— Begin Given entries —
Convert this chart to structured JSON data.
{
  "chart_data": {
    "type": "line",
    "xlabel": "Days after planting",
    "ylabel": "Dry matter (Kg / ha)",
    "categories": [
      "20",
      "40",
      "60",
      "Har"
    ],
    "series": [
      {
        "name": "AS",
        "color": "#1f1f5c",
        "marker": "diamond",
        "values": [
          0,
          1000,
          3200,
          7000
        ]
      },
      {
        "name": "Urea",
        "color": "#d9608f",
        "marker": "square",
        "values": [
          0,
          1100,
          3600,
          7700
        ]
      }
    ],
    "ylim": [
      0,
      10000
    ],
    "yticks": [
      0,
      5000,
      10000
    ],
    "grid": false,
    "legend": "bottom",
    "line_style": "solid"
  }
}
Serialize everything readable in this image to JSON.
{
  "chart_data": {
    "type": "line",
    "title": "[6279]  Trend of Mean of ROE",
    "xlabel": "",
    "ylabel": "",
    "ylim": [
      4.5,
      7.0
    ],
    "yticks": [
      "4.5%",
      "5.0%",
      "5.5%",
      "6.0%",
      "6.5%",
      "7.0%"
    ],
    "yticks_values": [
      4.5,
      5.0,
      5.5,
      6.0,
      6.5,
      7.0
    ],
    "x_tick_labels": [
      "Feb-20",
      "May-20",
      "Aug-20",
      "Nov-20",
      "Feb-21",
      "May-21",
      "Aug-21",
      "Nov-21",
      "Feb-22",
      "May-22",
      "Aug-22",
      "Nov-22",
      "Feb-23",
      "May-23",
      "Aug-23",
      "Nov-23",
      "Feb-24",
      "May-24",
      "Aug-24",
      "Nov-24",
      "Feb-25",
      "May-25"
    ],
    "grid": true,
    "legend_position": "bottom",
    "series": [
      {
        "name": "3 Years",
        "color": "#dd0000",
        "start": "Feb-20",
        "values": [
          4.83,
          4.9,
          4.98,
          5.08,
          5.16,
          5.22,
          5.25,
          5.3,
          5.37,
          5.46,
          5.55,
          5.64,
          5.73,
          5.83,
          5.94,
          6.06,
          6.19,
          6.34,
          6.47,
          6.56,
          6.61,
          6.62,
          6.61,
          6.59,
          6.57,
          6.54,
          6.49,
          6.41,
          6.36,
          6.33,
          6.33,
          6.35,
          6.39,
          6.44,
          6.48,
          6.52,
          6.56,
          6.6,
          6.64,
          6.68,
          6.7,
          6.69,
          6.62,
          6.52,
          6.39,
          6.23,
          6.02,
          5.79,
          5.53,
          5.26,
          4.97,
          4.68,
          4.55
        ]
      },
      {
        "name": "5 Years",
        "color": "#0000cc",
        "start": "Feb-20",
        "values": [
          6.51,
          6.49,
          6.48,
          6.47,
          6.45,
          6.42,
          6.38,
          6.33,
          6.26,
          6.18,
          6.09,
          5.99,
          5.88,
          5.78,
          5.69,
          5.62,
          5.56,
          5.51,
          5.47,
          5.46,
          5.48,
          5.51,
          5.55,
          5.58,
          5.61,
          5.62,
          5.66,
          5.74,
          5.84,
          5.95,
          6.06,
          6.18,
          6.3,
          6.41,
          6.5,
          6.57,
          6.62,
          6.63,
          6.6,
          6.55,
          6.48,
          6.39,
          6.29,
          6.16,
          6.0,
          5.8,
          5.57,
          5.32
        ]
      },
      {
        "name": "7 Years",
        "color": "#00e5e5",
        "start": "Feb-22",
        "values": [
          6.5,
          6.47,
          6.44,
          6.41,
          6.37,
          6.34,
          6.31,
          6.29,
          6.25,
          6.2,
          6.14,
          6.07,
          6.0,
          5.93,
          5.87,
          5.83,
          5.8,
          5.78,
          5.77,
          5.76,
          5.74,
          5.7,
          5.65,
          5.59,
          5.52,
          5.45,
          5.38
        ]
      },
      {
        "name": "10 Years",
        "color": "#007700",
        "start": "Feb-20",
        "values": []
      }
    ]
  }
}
— End Given entries —
Exercise instructions - Each line in the entries above that includes the string "name" should be extracted.

Worked solution -
        "name": "AS",
        "name": "Urea",
        "name": "3 Years",
        "name": "5 Years",
        "name": "7 Years",
        "name": "10 Years",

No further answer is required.